(Saved data entries)
------
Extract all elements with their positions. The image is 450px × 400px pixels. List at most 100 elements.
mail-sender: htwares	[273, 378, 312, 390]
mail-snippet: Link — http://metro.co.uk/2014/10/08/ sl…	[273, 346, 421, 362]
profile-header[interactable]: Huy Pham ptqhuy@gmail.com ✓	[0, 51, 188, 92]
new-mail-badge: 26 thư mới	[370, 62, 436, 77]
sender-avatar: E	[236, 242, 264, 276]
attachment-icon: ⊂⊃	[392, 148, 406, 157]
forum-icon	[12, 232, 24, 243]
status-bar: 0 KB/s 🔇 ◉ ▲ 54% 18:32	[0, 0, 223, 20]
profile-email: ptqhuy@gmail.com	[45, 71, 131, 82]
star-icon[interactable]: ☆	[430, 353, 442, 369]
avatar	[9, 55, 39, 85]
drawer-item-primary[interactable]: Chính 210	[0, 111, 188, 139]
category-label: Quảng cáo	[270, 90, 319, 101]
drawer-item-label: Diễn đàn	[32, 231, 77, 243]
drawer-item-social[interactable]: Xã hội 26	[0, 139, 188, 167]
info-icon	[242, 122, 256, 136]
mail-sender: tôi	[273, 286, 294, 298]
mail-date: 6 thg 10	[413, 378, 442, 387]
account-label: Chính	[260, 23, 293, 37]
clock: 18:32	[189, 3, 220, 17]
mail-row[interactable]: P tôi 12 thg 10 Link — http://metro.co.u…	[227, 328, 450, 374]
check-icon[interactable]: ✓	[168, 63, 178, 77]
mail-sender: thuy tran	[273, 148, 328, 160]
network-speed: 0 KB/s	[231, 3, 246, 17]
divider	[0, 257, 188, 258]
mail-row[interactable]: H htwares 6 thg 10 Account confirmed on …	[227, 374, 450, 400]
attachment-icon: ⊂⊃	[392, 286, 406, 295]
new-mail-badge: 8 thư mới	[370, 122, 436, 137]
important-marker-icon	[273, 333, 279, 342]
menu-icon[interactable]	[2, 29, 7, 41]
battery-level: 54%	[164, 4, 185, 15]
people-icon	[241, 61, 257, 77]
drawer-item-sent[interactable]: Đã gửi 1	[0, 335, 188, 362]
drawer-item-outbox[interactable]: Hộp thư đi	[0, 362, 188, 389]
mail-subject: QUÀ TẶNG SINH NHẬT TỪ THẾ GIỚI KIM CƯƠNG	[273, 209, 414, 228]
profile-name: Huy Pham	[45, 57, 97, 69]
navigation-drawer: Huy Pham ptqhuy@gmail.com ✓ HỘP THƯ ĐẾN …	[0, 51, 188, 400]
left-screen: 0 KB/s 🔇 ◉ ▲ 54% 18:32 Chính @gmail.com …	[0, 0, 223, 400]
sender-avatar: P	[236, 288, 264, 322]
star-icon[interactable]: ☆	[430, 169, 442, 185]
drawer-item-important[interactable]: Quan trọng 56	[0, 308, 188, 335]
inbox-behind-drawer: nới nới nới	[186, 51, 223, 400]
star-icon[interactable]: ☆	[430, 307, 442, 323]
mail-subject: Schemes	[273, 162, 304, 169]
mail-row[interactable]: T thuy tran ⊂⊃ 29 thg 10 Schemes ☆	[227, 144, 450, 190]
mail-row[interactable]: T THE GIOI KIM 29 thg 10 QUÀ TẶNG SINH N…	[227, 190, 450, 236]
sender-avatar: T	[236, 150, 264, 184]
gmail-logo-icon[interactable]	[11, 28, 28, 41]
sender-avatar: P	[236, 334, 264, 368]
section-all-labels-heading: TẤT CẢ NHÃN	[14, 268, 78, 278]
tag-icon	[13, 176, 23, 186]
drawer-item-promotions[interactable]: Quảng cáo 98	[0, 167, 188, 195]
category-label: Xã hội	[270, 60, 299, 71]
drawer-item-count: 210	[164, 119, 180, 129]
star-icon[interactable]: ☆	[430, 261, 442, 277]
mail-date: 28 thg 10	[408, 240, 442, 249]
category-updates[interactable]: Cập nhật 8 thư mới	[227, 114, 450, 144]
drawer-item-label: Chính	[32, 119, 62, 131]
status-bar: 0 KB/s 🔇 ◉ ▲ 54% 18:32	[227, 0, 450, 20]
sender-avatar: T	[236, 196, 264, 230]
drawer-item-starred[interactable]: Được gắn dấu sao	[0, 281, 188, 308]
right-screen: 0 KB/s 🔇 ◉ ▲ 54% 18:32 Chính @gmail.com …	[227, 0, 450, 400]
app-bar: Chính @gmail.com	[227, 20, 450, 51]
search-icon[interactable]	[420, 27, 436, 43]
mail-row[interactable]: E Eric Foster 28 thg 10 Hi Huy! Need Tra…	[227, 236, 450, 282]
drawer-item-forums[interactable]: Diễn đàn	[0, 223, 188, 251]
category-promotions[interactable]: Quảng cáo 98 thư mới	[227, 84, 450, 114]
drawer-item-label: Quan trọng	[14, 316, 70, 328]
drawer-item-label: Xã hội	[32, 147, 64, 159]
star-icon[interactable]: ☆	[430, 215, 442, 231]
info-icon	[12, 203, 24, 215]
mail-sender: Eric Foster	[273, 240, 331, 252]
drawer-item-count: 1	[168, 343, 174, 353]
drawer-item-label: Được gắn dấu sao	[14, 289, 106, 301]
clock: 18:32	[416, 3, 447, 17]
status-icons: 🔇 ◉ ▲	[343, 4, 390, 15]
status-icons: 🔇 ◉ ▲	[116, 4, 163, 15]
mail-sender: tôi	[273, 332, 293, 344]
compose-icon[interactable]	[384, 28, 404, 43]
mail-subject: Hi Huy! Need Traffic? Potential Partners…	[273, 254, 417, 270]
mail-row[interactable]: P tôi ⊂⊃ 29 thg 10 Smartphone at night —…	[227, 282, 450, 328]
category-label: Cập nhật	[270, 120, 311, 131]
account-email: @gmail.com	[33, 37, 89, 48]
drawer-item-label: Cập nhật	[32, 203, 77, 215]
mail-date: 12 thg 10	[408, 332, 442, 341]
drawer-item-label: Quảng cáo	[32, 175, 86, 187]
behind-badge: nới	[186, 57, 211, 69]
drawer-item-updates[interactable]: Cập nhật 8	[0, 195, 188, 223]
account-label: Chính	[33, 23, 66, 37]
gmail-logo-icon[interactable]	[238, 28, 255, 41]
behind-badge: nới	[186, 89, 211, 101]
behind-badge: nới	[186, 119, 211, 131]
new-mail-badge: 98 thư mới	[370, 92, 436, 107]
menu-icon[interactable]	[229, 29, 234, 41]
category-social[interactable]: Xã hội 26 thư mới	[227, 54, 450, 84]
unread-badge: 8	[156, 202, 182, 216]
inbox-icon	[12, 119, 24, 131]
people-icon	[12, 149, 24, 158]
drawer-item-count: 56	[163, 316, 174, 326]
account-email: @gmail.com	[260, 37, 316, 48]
------
Required work
Retype the data above, starting from its first line and ending with the line that contains "61, 257, 77]", including both of those lines.

Written reply
Extract all elements with their positions. The image is 450px × 400px pixels. List at most 100 elements.
mail-sender: htwares	[273, 378, 312, 390]
mail-snippet: Link — http://metro.co.uk/2014/10/08/ sl…	[273, 346, 421, 362]
profile-header[interactable]: Huy Pham ptqhuy@gmail.com ✓	[0, 51, 188, 92]
new-mail-badge: 26 thư mới	[370, 62, 436, 77]
sender-avatar: E	[236, 242, 264, 276]
attachment-icon: ⊂⊃	[392, 148, 406, 157]
forum-icon	[12, 232, 24, 243]
status-bar: 0 KB/s 🔇 ◉ ▲ 54% 18:32	[0, 0, 223, 20]
profile-email: ptqhuy@gmail.com	[45, 71, 131, 82]
star-icon[interactable]: ☆	[430, 353, 442, 369]
avatar	[9, 55, 39, 85]
drawer-item-primary[interactable]: Chính 210	[0, 111, 188, 139]
category-label: Quảng cáo	[270, 90, 319, 101]
drawer-item-label: Diễn đàn	[32, 231, 77, 243]
drawer-item-social[interactable]: Xã hội 26	[0, 139, 188, 167]
info-icon	[242, 122, 256, 136]
mail-sender: tôi	[273, 286, 294, 298]
mail-date: 6 thg 10	[413, 378, 442, 387]
account-label: Chính	[260, 23, 293, 37]
clock: 18:32	[189, 3, 220, 17]
mail-row[interactable]: P tôi 12 thg 10 Link — http://metro.co.u…	[227, 328, 450, 374]
check-icon[interactable]: ✓	[168, 63, 178, 77]
mail-sender: thuy tran	[273, 148, 328, 160]
network-speed: 0 KB/s	[231, 3, 246, 17]
divider	[0, 257, 188, 258]
mail-row[interactable]: H htwares 6 thg 10 Account confirmed on …	[227, 374, 450, 400]
attachment-icon: ⊂⊃	[392, 286, 406, 295]
new-mail-badge: 8 thư mới	[370, 122, 436, 137]
important-marker-icon	[273, 333, 279, 342]
menu-icon[interactable]	[2, 29, 7, 41]
battery-level: 54%	[164, 4, 185, 15]
people-icon	[241, 61, 257, 77]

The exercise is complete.